___ Material to process ___
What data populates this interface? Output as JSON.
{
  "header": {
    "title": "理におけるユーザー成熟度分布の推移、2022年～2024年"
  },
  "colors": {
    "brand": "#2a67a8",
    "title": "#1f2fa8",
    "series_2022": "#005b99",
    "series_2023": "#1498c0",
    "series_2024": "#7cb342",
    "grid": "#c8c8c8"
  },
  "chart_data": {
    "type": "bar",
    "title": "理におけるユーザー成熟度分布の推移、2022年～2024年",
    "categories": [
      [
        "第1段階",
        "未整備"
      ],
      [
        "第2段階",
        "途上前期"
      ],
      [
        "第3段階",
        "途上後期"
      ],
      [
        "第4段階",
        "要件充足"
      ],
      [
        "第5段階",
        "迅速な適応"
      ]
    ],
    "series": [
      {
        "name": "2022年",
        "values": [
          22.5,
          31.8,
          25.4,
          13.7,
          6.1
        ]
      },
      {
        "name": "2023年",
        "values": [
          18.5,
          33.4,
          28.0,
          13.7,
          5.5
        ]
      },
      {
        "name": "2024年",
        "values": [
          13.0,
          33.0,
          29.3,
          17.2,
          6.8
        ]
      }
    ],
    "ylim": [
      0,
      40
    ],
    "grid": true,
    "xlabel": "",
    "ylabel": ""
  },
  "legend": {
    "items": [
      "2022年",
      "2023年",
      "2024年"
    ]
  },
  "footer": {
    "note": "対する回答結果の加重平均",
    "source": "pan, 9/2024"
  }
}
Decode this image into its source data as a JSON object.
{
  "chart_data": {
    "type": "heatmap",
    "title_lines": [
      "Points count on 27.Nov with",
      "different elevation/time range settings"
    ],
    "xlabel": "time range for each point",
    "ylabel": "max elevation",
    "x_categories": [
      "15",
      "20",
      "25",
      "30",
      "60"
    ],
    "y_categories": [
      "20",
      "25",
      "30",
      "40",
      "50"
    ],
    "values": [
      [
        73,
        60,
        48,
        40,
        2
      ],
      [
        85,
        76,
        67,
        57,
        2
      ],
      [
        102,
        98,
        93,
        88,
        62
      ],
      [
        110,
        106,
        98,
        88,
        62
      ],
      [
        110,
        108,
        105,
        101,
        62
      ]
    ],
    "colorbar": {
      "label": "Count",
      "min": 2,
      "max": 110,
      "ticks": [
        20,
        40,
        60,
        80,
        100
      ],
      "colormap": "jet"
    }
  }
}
___
*Instruction*: Write all of the records out again exactly.

*Exercise response*:
What data populates this interface? Output as JSON.
{
  "header": {
    "title": "理におけるユーザー成熟度分布の推移、2022年～2024年"
  },
  "colors": {
    "brand": "#2a67a8",
    "title": "#1f2fa8",
    "series_2022": "#005b99",
    "series_2023": "#1498c0",
    "series_2024": "#7cb342",
    "grid": "#c8c8c8"
  },
  "chart_data": {
    "type": "bar",
    "title": "理におけるユーザー成熟度分布の推移、2022年～2024年",
    "categories": [
      [
        "第1段階",
        "未整備"
      ],
      [
        "第2段階",
        "途上前期"
      ],
      [
        "第3段階",
        "途上後期"
      ],
      [
        "第4段階",
        "要件充足"
      ],
      [
        "第5段階",
        "迅速な適応"
      ]
    ],
    "series": [
      {
        "name": "2022年",
        "values": [
          22.5,
          31.8,
          25.4,
          13.7,
          6.1
        ]
      },
      {
        "name": "2023年",
        "values": [
          18.5,
          33.4,
          28.0,
          13.7,
          5.5
        ]
      },
      {
        "name": "2024年",
        "values": [
          13.0,
          33.0,
          29.3,
          17.2,
          6.8
        ]
      }
    ],
    "ylim": [
      0,
      40
    ],
    "grid": true,
    "xlabel": "",
    "ylabel": ""
  },
  "legend": {
    "items": [
      "2022年",
      "2023年",
      "2024年"
    ]
  },
  "footer": {
    "note": "対する回答結果の加重平均",
    "source": "pan, 9/2024"
  }
}
Decode this image into its source data as a JSON object.
{
  "chart_data": {
    "type": "heatmap",
    "title_lines": [
      "Points count on 27.Nov with",
      "different elevation/time range settings"
    ],
    "xlabel": "time range for each point",
    "ylabel": "max elevation",
    "x_categories": [
      "15",
      "20",
      "25",
      "30",
      "60"
    ],
    "y_categories": [
      "20",
      "25",
      "30",
      "40",
      "50"
    ],
    "values": [
      [
        73,
        60,
        48,
        40,
        2
      ],
      [
        85,
        76,
        67,
        57,
        2
      ],
      [
        102,
        98,
        93,
        88,
        62
      ],
      [
        110,
        106,
        98,
        88,
        62
      ],
      [
        110,
        108,
        105,
        101,
        62
      ]
    ],
    "colorbar": {
      "label": "Count",
      "min": 2,
      "max": 110,
      "ticks": [
        20,
        40,
        60,
        80,
        100
      ],
      "colormap": "jet"
    }
  }
}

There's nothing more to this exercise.